Text section:
Michael Alec Anthony West (born 27 August 1964 in Islington, London, England), better known as Rebel MC and Congo Natty, is a British jungle producer and toaster. He has also gone by aliases including Conquering Lion, Blackstar, Tribe of Issachar, Lion of Judah, X Project and Ras Project.

Biography
In the late 1980s, West formed the group Double Trouble with Michael Menson, Karl Brown (more commonly known as the UK garage DJ Karl 'Tuff Enuff' Brown) and Leigh Guest. This would lead to two hip house records reaching the UK Top 40 in 1989 - "Just Keep Rockin'" followed by "Street Tuff". The latter reached number 3 in the UK Singles Chart. These would appear shortly after on his debut album Rebel Music.

In 1991, West released his second album, Black Meaning Good, which combined his former hip house and pop-rap influences with a stronger reggae and breakbeat edge. The album featured notable reggae and dancehall artists such as Barrington Levy, Tenor Fly and Dennis Brown. Singles released from the album included "The Wickedest Sound", "Comin' On Strong", and "Tribal Base" - to which their breakbeat hardcore and reggae fusion would give rise to an early precursor to the jungle sound.

His third album, Word, Sound and Power, released in 1992, was a further exploration of mixing up breakbeat hardcore, house, reggae and hip hop, with two singles "Rich Ah Getting Richer" and "I Can't Get No Sleep" released from it.

Whilst West was enjoying further commercial success with "Tribal Base" featuring Barrington Levy and Tenor Fly, he was also experimenting with white label releases on his X Project label. The first of these would be "Walking in the Air" (which contains samples from The Snowman track), followed by a further five releases which by this time were jungle.

West is often noted for having popularised the term "jungle". In the book Energy Flash by Simon Reynolds, MC Navigator of Kool FM is quoted as saying: "Rebel got this chant - 'all the junglists' - from a yard-tape" (referring to the sound system tapes from Kingston, Jamaica). "When Rebel sampled that, the people cottoned on, and soon they started to call the music 'jungle'".

Complete the following:
(a) In the Rebel MC biography, rewrite the part that opens with the words containing "Michael Alec Anthony" and closes with "album Rebel Music.", substituting "Twice the Trouble" for "Double Trouble".
(b) According to the Rebel MC biography, who is quoted in the book Energy Flash about the origin of the term "jungle"?
The lines that come next have no connection to the text about Rebel MC.

Extracted information:

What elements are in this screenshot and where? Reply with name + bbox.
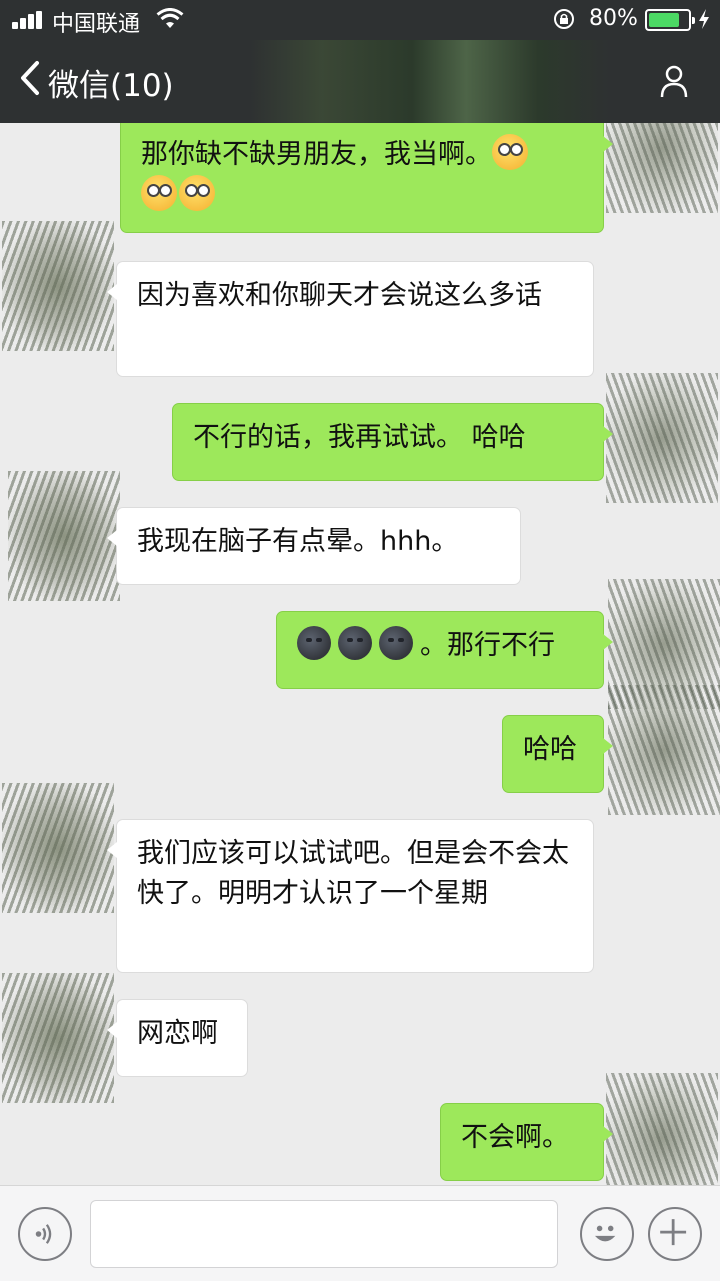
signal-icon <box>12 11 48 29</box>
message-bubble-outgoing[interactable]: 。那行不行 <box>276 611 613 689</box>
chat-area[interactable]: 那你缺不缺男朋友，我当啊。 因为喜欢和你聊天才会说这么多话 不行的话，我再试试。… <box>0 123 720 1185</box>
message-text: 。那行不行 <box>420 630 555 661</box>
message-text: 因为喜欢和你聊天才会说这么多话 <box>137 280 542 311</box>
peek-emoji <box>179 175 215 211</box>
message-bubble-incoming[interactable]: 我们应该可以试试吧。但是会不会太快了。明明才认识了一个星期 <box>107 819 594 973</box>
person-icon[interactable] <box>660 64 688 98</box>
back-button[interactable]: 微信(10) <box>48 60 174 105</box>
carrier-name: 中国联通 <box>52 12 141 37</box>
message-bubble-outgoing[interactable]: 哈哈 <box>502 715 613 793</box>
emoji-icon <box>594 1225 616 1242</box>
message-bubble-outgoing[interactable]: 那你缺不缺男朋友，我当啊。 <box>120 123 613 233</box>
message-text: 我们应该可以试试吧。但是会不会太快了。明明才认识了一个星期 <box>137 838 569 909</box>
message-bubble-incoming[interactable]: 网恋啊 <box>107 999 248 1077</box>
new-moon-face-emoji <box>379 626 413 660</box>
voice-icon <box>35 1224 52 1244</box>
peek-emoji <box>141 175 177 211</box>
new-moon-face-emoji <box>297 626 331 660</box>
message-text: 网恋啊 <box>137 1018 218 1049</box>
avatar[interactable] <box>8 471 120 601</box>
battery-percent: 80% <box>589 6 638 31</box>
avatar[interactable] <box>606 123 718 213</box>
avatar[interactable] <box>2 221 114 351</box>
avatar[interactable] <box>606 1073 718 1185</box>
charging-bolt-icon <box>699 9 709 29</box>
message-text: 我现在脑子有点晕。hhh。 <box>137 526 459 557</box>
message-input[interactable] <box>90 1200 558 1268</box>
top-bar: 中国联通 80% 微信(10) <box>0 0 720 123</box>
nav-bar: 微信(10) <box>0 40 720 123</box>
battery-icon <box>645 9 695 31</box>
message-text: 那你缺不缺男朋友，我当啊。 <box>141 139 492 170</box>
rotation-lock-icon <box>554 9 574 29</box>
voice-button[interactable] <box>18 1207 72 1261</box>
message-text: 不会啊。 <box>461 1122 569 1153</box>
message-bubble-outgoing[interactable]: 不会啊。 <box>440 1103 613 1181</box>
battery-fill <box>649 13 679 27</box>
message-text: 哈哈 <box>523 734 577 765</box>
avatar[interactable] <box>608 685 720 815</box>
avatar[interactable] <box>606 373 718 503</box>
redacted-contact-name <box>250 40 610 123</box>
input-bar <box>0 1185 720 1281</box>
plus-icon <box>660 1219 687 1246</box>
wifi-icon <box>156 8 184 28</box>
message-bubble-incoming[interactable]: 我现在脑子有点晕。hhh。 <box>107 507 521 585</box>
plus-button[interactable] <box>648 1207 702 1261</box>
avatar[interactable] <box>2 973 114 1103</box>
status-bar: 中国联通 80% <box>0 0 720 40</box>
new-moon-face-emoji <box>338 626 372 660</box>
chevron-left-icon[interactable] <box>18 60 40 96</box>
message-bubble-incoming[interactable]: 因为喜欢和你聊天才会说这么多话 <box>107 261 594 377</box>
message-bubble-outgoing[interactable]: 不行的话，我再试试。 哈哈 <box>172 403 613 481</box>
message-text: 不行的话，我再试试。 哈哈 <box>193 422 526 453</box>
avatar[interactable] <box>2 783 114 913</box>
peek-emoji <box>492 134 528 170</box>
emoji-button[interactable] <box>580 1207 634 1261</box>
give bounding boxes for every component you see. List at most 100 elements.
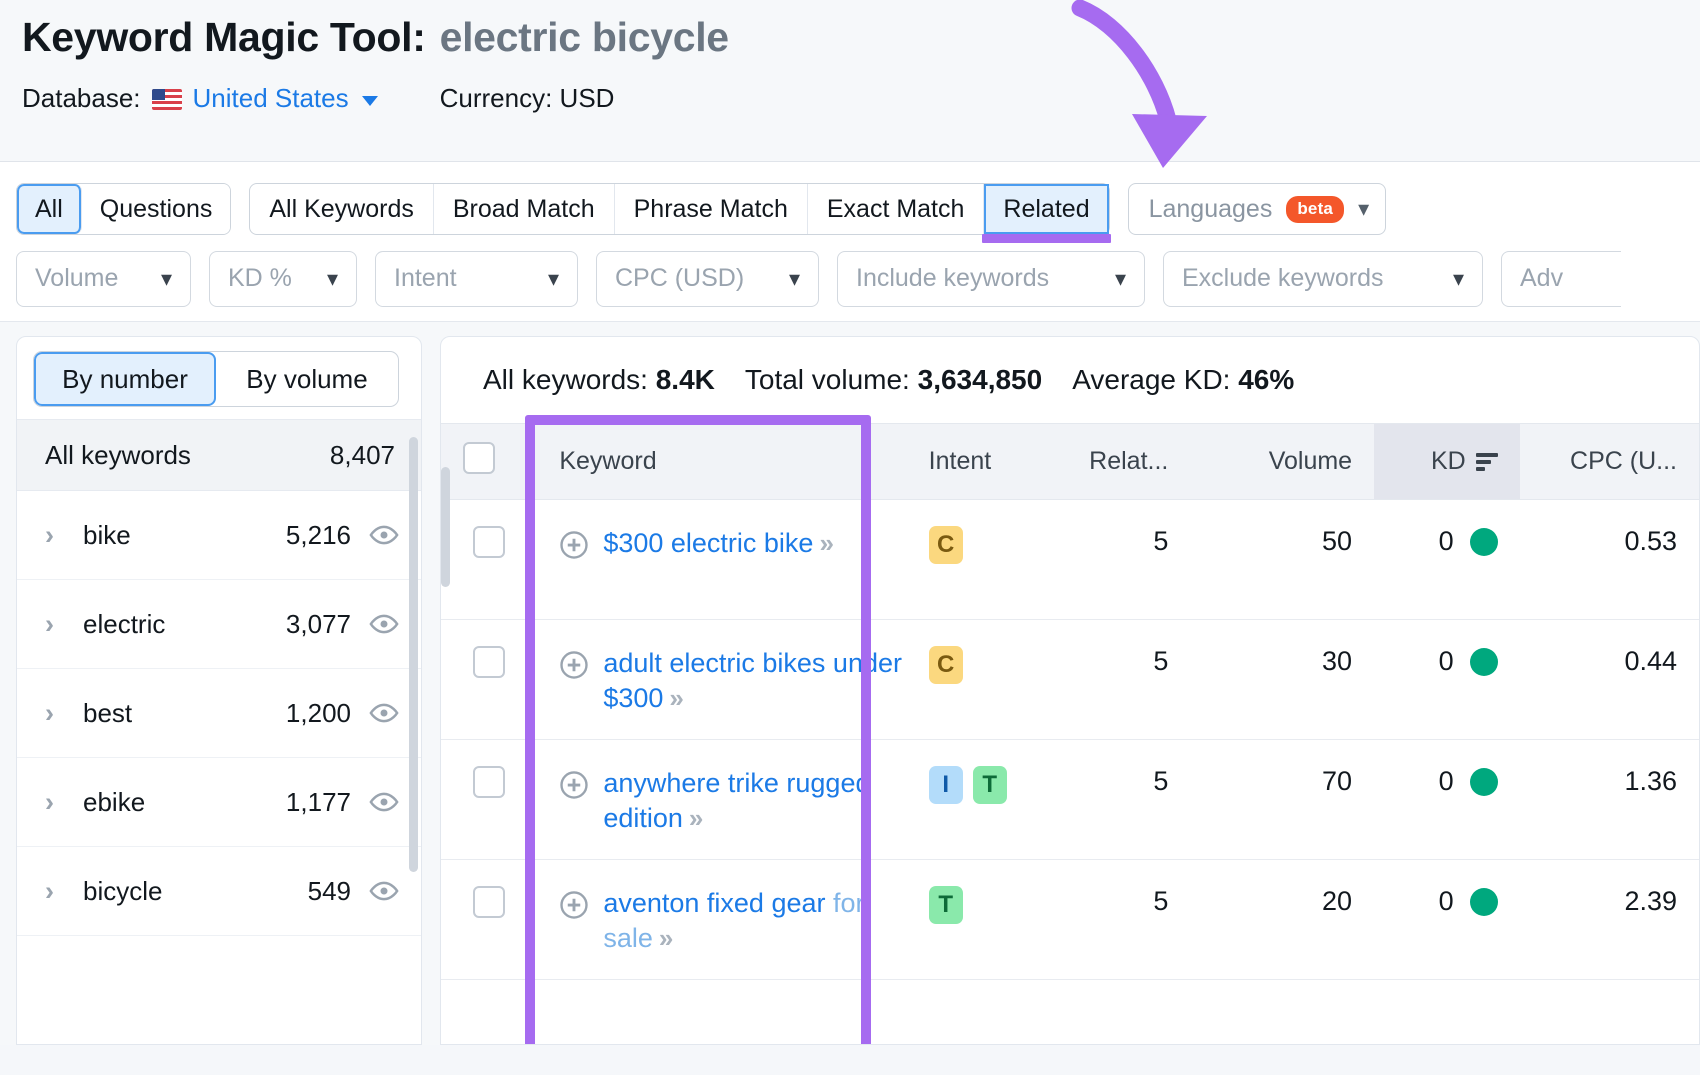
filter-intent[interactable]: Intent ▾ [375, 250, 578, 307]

Answers by task:
(a)
Michael Alec Anthony West (born 27 August 1964 in Islington, London, England), better known as Rebel MC and Congo Natty, is a British jungle producer and toaster. He has also gone by aliases including Conquering Lion, Blackstar, Tribe of Issachar, Lion of Judah, X Project and Ras Project.

Biography
In the late 1980s, West formed the group Twice the Trouble with Michael Menson, Karl Brown (more commonly known as the UK garage DJ Karl 'Tuff Enuff' Brown) and Leigh Guest. This would lead to two hip house records reaching the UK Top 40 in 1989 - "Just Keep Rockin'" followed by "Street Tuff". The latter reached number 3 in the UK Singles Chart. These would appear shortly after on his debut album Rebel Music.

(b) MC Navigator of Kool FM